--- Start Given entries ---
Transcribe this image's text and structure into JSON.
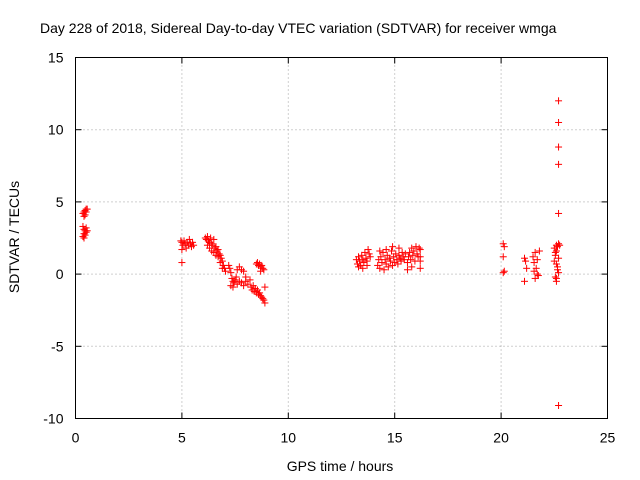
{
  "chart_data": {
    "type": "scatter",
    "title": "Day 228 of 2018, Sidereal Day-to-day VTEC variation (SDTVAR) for receiver wmga",
    "xlabel": "GPS time / hours",
    "ylabel": "SDTVAR / TECUs",
    "xlim": [
      0,
      25
    ],
    "ylim": [
      -10,
      15
    ],
    "xticks": [
      0,
      5,
      10,
      15,
      20,
      25
    ],
    "yticks": [
      -10,
      -5,
      0,
      5,
      10,
      15
    ],
    "xtick_labels": [
      "0",
      "5",
      "10",
      "15",
      "20",
      "25"
    ],
    "ytick_labels": [
      "-10",
      "-5",
      "0",
      "5",
      "10",
      "15"
    ],
    "grid": true,
    "marker": "plus",
    "color": "#ff0000",
    "series": [
      {
        "name": "wmga",
        "points": [
          [
            0.35,
            4.2
          ],
          [
            0.4,
            4.3
          ],
          [
            0.45,
            4.4
          ],
          [
            0.5,
            4.5
          ],
          [
            0.55,
            4.5
          ],
          [
            0.4,
            4.0
          ],
          [
            0.45,
            4.1
          ],
          [
            0.5,
            4.3
          ],
          [
            0.35,
            2.6
          ],
          [
            0.4,
            2.8
          ],
          [
            0.45,
            3.0
          ],
          [
            0.5,
            3.2
          ],
          [
            0.35,
            3.3
          ],
          [
            0.4,
            3.1
          ],
          [
            0.45,
            2.7
          ],
          [
            0.5,
            2.9
          ],
          [
            0.55,
            3.0
          ],
          [
            0.4,
            2.5
          ],
          [
            4.95,
            2.3
          ],
          [
            5.0,
            2.2
          ],
          [
            5.05,
            2.0
          ],
          [
            5.1,
            2.3
          ],
          [
            5.15,
            2.1
          ],
          [
            5.2,
            1.8
          ],
          [
            5.25,
            2.2
          ],
          [
            5.3,
            2.0
          ],
          [
            5.35,
            2.4
          ],
          [
            5.4,
            2.1
          ],
          [
            5.45,
            1.9
          ],
          [
            5.5,
            2.2
          ],
          [
            5.55,
            2.0
          ],
          [
            5.0,
            1.7
          ],
          [
            5.0,
            0.8
          ],
          [
            6.1,
            2.5
          ],
          [
            6.15,
            2.4
          ],
          [
            6.2,
            2.6
          ],
          [
            6.25,
            2.3
          ],
          [
            6.3,
            2.2
          ],
          [
            6.35,
            2.5
          ],
          [
            6.4,
            2.1
          ],
          [
            6.45,
            2.0
          ],
          [
            6.5,
            2.4
          ],
          [
            6.55,
            1.8
          ],
          [
            6.6,
            1.9
          ],
          [
            6.65,
            1.6
          ],
          [
            6.7,
            1.7
          ],
          [
            6.75,
            1.4
          ],
          [
            6.8,
            1.3
          ],
          [
            6.85,
            1.1
          ],
          [
            6.9,
            0.9
          ],
          [
            6.95,
            0.6
          ],
          [
            7.0,
            0.4
          ],
          [
            7.05,
            0.2
          ],
          [
            6.2,
            2.0
          ],
          [
            6.3,
            1.8
          ],
          [
            6.4,
            1.6
          ],
          [
            6.5,
            1.5
          ],
          [
            6.6,
            1.3
          ],
          [
            6.7,
            1.2
          ],
          [
            6.8,
            0.8
          ],
          [
            6.9,
            0.4
          ],
          [
            7.2,
            0.6
          ],
          [
            7.25,
            0.4
          ],
          [
            7.3,
            0.1
          ],
          [
            7.35,
            -0.3
          ],
          [
            7.4,
            -0.5
          ],
          [
            7.45,
            -0.6
          ],
          [
            7.5,
            -0.4
          ],
          [
            7.55,
            -0.2
          ],
          [
            7.6,
            0.3
          ],
          [
            7.7,
            0.5
          ],
          [
            7.8,
            0.3
          ],
          [
            7.9,
            0.2
          ],
          [
            7.3,
            -0.8
          ],
          [
            7.4,
            -0.9
          ],
          [
            7.6,
            -0.7
          ],
          [
            7.7,
            -0.5
          ],
          [
            7.8,
            -0.6
          ],
          [
            7.9,
            -0.8
          ],
          [
            8.0,
            -0.5
          ],
          [
            8.1,
            -0.7
          ],
          [
            8.2,
            -0.4
          ],
          [
            8.0,
            -0.2
          ],
          [
            8.25,
            -0.9
          ],
          [
            8.3,
            -1.1
          ],
          [
            8.35,
            -0.8
          ],
          [
            8.4,
            -1.2
          ],
          [
            8.45,
            -1.0
          ],
          [
            8.5,
            -1.3
          ],
          [
            8.55,
            -1.1
          ],
          [
            8.6,
            -1.4
          ],
          [
            8.65,
            -1.3
          ],
          [
            8.7,
            -1.5
          ],
          [
            8.75,
            -1.6
          ],
          [
            8.8,
            -1.7
          ],
          [
            8.85,
            -1.8
          ],
          [
            8.9,
            -2.0
          ],
          [
            8.9,
            -0.9
          ],
          [
            8.5,
            0.7
          ],
          [
            8.55,
            0.8
          ],
          [
            8.6,
            0.6
          ],
          [
            8.65,
            0.7
          ],
          [
            8.7,
            0.5
          ],
          [
            8.75,
            0.6
          ],
          [
            8.8,
            0.4
          ],
          [
            8.85,
            0.3
          ],
          [
            8.7,
            0.2
          ],
          [
            13.2,
            1.0
          ],
          [
            13.25,
            0.7
          ],
          [
            13.3,
            1.2
          ],
          [
            13.35,
            0.9
          ],
          [
            13.4,
            0.6
          ],
          [
            13.45,
            1.3
          ],
          [
            13.5,
            1.0
          ],
          [
            13.55,
            0.8
          ],
          [
            13.6,
            1.5
          ],
          [
            13.65,
            1.1
          ],
          [
            13.7,
            0.9
          ],
          [
            13.75,
            1.7
          ],
          [
            13.8,
            1.4
          ],
          [
            13.85,
            1.2
          ],
          [
            13.3,
            0.5
          ],
          [
            13.5,
            0.4
          ],
          [
            13.7,
            0.6
          ],
          [
            14.2,
            0.6
          ],
          [
            14.25,
            1.0
          ],
          [
            14.3,
            0.4
          ],
          [
            14.35,
            1.2
          ],
          [
            14.4,
            0.8
          ],
          [
            14.45,
            1.5
          ],
          [
            14.5,
            0.3
          ],
          [
            14.55,
            1.0
          ],
          [
            14.6,
            0.7
          ],
          [
            14.65,
            1.3
          ],
          [
            14.7,
            0.5
          ],
          [
            14.75,
            1.1
          ],
          [
            14.8,
            0.9
          ],
          [
            14.85,
            1.6
          ],
          [
            14.9,
            0.6
          ],
          [
            14.95,
            1.2
          ],
          [
            15.0,
            0.8
          ],
          [
            15.05,
            1.4
          ],
          [
            15.1,
            1.0
          ],
          [
            15.15,
            0.7
          ],
          [
            15.2,
            1.3
          ],
          [
            15.25,
            1.1
          ],
          [
            15.3,
            0.9
          ],
          [
            15.35,
            1.5
          ],
          [
            15.4,
            1.2
          ],
          [
            15.45,
            1.0
          ],
          [
            15.5,
            1.4
          ],
          [
            14.3,
            1.6
          ],
          [
            14.6,
            1.7
          ],
          [
            14.9,
            1.9
          ],
          [
            15.2,
            1.8
          ],
          [
            15.6,
            0.8
          ],
          [
            15.65,
            1.2
          ],
          [
            15.7,
            1.5
          ],
          [
            15.75,
            1.0
          ],
          [
            15.8,
            1.8
          ],
          [
            15.85,
            1.3
          ],
          [
            15.9,
            1.6
          ],
          [
            15.95,
            0.9
          ],
          [
            16.0,
            1.9
          ],
          [
            16.05,
            1.4
          ],
          [
            16.1,
            1.2
          ],
          [
            16.15,
            1.8
          ],
          [
            16.2,
            1.7
          ],
          [
            15.8,
            0.5
          ],
          [
            15.6,
            0.3
          ],
          [
            16.2,
            0.4
          ],
          [
            16.2,
            0.9
          ],
          [
            16.2,
            1.2
          ],
          [
            20.1,
            2.1
          ],
          [
            20.15,
            1.9
          ],
          [
            20.1,
            1.2
          ],
          [
            20.15,
            0.2
          ],
          [
            20.1,
            0.1
          ],
          [
            21.1,
            1.1
          ],
          [
            21.15,
            0.9
          ],
          [
            21.2,
            0.4
          ],
          [
            21.1,
            -0.5
          ],
          [
            21.5,
            1.2
          ],
          [
            21.55,
            0.8
          ],
          [
            21.6,
            1.5
          ],
          [
            21.65,
            0.4
          ],
          [
            21.7,
            1.0
          ],
          [
            21.75,
            -0.1
          ],
          [
            21.6,
            -0.3
          ],
          [
            21.7,
            0.0
          ],
          [
            21.8,
            1.6
          ],
          [
            21.55,
            0.2
          ],
          [
            22.5,
            1.8
          ],
          [
            22.55,
            1.5
          ],
          [
            22.6,
            2.0
          ],
          [
            22.65,
            1.9
          ],
          [
            22.7,
            2.1
          ],
          [
            22.75,
            2.0
          ],
          [
            22.6,
            0.7
          ],
          [
            22.65,
            0.5
          ],
          [
            22.7,
            0.1
          ],
          [
            22.55,
            -0.2
          ],
          [
            22.6,
            -0.3
          ],
          [
            22.5,
            0.9
          ],
          [
            22.6,
            -0.5
          ],
          [
            22.65,
            0.3
          ],
          [
            22.7,
            1.1
          ],
          [
            22.55,
            1.3
          ],
          [
            22.6,
            1.6
          ],
          [
            22.7,
            12.0
          ],
          [
            22.7,
            10.5
          ],
          [
            22.7,
            8.8
          ],
          [
            22.7,
            7.6
          ],
          [
            22.7,
            4.2
          ],
          [
            22.7,
            -9.1
          ]
        ]
      }
    ]
  }
}
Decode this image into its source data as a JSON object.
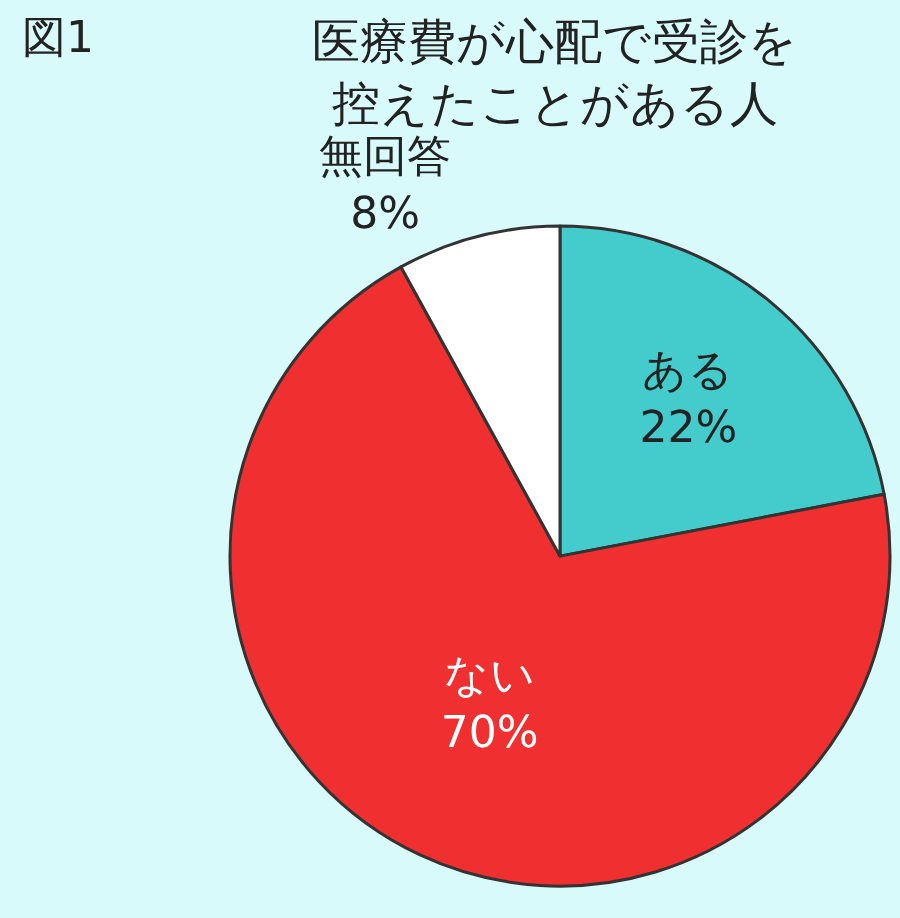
{
  "chart_data": {
    "type": "pie",
    "title": "医療費が心配で受診を控えたことがある人",
    "annotations": [
      "図1"
    ],
    "categories": [
      "ある",
      "ない",
      "無回答"
    ],
    "values": [
      22,
      70,
      8
    ],
    "colors": [
      "#44cccc",
      "#f03030",
      "#ffffff"
    ],
    "value_labels": [
      "22%",
      "70%",
      "8%"
    ],
    "legend": false
  }
}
--- End Given entries ---
__What the task requires__: From the listing, copy every line where the string "image" appears.

__Worked answer__:
Transcribe this image's text and structure into JSON.
Decode this image into its source data as a JSON object.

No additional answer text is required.